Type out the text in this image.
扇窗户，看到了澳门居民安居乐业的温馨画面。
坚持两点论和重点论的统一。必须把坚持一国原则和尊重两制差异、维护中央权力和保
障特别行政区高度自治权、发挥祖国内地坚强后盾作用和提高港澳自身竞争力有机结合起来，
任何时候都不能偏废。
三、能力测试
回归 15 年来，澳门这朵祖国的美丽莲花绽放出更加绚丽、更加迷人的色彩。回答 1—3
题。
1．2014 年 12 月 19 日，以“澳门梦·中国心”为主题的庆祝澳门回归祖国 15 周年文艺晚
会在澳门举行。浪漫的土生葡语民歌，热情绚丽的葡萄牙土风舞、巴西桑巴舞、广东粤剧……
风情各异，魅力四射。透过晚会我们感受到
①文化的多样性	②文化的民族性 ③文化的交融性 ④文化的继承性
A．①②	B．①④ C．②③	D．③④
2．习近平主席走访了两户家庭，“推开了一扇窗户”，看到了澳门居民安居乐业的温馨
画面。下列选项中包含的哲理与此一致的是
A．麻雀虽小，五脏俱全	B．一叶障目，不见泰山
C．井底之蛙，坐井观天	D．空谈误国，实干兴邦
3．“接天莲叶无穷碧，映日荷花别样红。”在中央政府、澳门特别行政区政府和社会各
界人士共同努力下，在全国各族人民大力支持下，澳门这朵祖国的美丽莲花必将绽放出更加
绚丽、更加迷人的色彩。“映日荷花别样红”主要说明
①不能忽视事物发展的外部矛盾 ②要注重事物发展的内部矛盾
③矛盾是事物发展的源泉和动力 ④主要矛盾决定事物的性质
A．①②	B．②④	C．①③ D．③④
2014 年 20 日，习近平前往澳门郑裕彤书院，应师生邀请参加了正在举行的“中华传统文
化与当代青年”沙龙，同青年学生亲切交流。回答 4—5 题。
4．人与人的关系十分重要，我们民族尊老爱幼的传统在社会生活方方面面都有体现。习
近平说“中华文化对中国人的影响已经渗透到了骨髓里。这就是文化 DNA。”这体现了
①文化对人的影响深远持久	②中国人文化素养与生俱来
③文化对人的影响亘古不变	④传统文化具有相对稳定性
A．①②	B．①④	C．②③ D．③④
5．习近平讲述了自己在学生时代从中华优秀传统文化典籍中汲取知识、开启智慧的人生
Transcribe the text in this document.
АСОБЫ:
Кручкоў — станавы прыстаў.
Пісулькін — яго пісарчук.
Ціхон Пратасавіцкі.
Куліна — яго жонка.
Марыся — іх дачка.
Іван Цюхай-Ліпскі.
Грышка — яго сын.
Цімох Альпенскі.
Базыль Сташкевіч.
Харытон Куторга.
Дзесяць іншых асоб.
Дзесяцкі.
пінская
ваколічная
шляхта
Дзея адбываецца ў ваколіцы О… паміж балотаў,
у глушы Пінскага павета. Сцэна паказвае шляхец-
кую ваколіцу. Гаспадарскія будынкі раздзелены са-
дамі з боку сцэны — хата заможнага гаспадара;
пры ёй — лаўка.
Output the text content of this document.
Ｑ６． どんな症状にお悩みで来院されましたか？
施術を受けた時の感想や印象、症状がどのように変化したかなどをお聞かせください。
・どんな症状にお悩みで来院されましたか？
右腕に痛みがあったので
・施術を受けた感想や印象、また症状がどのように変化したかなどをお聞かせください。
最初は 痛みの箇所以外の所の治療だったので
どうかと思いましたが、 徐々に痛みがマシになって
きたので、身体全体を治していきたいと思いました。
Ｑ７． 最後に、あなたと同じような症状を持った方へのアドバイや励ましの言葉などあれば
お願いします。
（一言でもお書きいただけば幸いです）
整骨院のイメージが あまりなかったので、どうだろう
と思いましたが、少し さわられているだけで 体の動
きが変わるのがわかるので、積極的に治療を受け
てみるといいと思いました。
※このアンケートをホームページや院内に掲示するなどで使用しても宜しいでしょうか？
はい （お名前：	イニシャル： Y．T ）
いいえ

==*==

What to do: Copy out exactly the lines running from the line with "Transcribe the text in this document." to the end of the records, inclusive.

Solution to the problem:
Transcribe the text in this document.
АСОБЫ:
Кручкоў — станавы прыстаў.
Пісулькін — яго пісарчук.
Ціхон Пратасавіцкі.
Куліна — яго жонка.
Марыся — іх дачка.
Іван Цюхай-Ліпскі.
Грышка — яго сын.
Цімох Альпенскі.
Базыль Сташкевіч.
Харытон Куторга.
Дзесяць іншых асоб.
Дзесяцкі.
пінская
ваколічная
шляхта
Дзея адбываецца ў ваколіцы О… паміж балотаў,
у глушы Пінскага павета. Сцэна паказвае шляхец-
кую ваколіцу. Гаспадарскія будынкі раздзелены са-
дамі з боку сцэны — хата заможнага гаспадара;
пры ёй — лаўка.
Output the text content of this document.
Ｑ６． どんな症状にお悩みで来院されましたか？
施術を受けた時の感想や印象、症状がどのように変化したかなどをお聞かせください。
・どんな症状にお悩みで来院されましたか？
右腕に痛みがあったので
・施術を受けた感想や印象、また症状がどのように変化したかなどをお聞かせください。
最初は 痛みの箇所以外の所の治療だったので
どうかと思いましたが、 徐々に痛みがマシになって
きたので、身体全体を治していきたいと思いました。
Ｑ７． 最後に、あなたと同じような症状を持った方へのアドバイや励ましの言葉などあれば
お願いします。
（一言でもお書きいただけば幸いです）
整骨院のイメージが あまりなかったので、どうだろう
と思いましたが、少し さわられているだけで 体の動
きが変わるのがわかるので、積極的に治療を受け
てみるといいと思いました。
※このアンケートをホームページや院内に掲示するなどで使用しても宜しいでしょうか？
はい （お名前：	イニシャル： Y．T ）
いいえ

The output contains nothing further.